_Given problem_
The entries below should be transcribed in their entirety, exactly as written.

-- Start Raw records --

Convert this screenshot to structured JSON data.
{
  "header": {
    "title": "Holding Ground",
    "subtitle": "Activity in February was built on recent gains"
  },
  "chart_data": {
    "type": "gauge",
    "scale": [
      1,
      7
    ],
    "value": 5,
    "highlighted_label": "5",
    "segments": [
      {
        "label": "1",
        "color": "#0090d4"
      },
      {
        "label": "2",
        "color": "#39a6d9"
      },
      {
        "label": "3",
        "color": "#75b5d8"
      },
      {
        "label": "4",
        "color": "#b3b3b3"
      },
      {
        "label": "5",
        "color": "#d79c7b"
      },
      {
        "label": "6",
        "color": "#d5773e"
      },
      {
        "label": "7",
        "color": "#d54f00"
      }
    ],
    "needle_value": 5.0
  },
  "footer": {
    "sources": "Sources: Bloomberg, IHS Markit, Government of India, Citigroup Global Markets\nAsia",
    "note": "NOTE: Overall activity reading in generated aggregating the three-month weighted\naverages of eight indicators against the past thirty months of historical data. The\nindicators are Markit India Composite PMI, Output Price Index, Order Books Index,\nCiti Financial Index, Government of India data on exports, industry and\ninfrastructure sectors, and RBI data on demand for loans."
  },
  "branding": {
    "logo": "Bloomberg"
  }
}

-- End Raw records --

_Solved problem_
Convert this screenshot to structured JSON data.
{
  "header": {
    "title": "Holding Ground",
    "subtitle": "Activity in February was built on recent gains"
  },
  "chart_data": {
    "type": "gauge",
    "scale": [
      1,
      7
    ],
    "value": 5,
    "highlighted_label": "5",
    "segments": [
      {
        "label": "1",
        "color": "#0090d4"
      },
      {
        "label": "2",
        "color": "#39a6d9"
      },
      {
        "label": "3",
        "color": "#75b5d8"
      },
      {
        "label": "4",
        "color": "#b3b3b3"
      },
      {
        "label": "5",
        "color": "#d79c7b"
      },
      {
        "label": "6",
        "color": "#d5773e"
      },
      {
        "label": "7",
        "color": "#d54f00"
      }
    ],
    "needle_value": 5.0
  },
  "footer": {
    "sources": "Sources: Bloomberg, IHS Markit, Government of India, Citigroup Global Markets\nAsia",
    "note": "NOTE: Overall activity reading in generated aggregating the three-month weighted\naverages of eight indicators against the past thirty months of historical data. The\nindicators are Markit India Composite PMI, Output Price Index, Order Books Index,\nCiti Financial Index, Government of India data on exports, industry and\ninfrastructure sectors, and RBI data on demand for loans."
  },
  "branding": {
    "logo": "Bloomberg"
  }
}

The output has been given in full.